§ Problem description: Reply with one number only: the count of lines below that contain the word "post".

§ Task material:
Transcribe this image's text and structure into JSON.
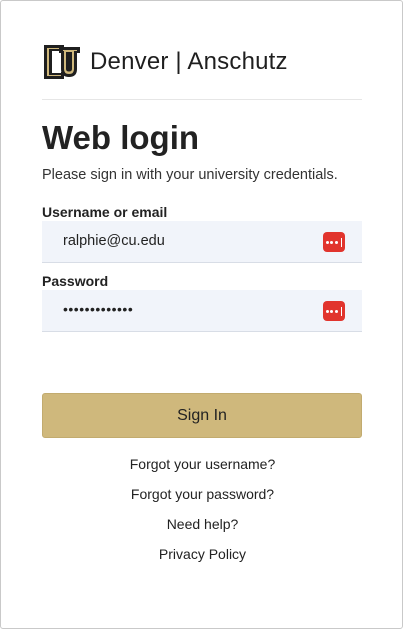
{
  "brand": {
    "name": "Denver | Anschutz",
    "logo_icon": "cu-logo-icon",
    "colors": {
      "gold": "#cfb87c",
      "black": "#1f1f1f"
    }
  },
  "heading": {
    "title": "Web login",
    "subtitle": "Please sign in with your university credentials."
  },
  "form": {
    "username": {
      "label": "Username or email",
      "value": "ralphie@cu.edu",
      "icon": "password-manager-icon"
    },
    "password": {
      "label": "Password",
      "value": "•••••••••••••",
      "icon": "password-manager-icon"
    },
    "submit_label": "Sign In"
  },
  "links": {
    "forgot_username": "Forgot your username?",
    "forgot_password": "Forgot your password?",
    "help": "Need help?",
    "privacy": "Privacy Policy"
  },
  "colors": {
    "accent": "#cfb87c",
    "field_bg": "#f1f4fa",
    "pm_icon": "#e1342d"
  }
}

--

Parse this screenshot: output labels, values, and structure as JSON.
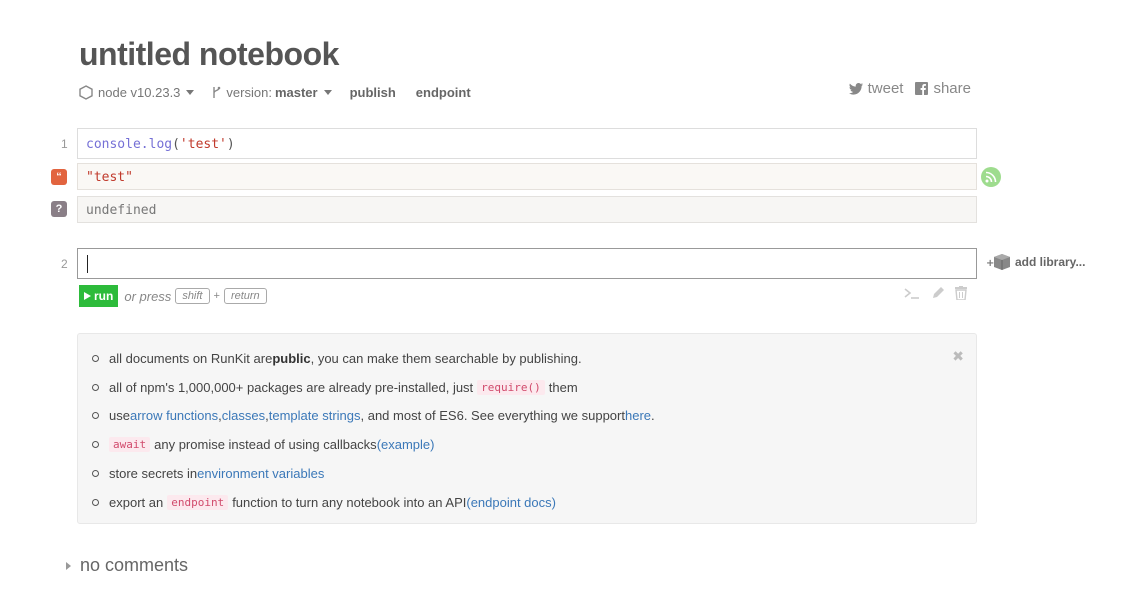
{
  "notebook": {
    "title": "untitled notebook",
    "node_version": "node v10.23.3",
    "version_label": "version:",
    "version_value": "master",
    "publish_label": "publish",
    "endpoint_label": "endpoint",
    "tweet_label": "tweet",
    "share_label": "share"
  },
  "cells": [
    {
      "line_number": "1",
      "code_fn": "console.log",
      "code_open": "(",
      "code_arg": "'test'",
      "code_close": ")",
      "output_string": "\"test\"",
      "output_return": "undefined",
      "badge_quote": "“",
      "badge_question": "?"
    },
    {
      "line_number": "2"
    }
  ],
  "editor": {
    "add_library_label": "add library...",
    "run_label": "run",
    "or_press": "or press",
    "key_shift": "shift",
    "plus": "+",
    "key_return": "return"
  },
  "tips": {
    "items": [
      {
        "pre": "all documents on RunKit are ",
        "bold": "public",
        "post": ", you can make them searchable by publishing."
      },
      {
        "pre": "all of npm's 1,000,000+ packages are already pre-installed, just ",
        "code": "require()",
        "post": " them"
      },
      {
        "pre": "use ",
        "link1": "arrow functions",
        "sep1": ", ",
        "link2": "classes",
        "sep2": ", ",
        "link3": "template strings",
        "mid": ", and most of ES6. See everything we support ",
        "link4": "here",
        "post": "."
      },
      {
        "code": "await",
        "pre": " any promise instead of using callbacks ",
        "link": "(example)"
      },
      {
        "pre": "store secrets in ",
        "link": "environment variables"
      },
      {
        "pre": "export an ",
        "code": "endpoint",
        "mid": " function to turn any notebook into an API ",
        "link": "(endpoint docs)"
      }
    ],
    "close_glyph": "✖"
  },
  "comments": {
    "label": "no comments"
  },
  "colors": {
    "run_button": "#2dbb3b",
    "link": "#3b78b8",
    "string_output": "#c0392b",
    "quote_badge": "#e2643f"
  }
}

§ Written response: 3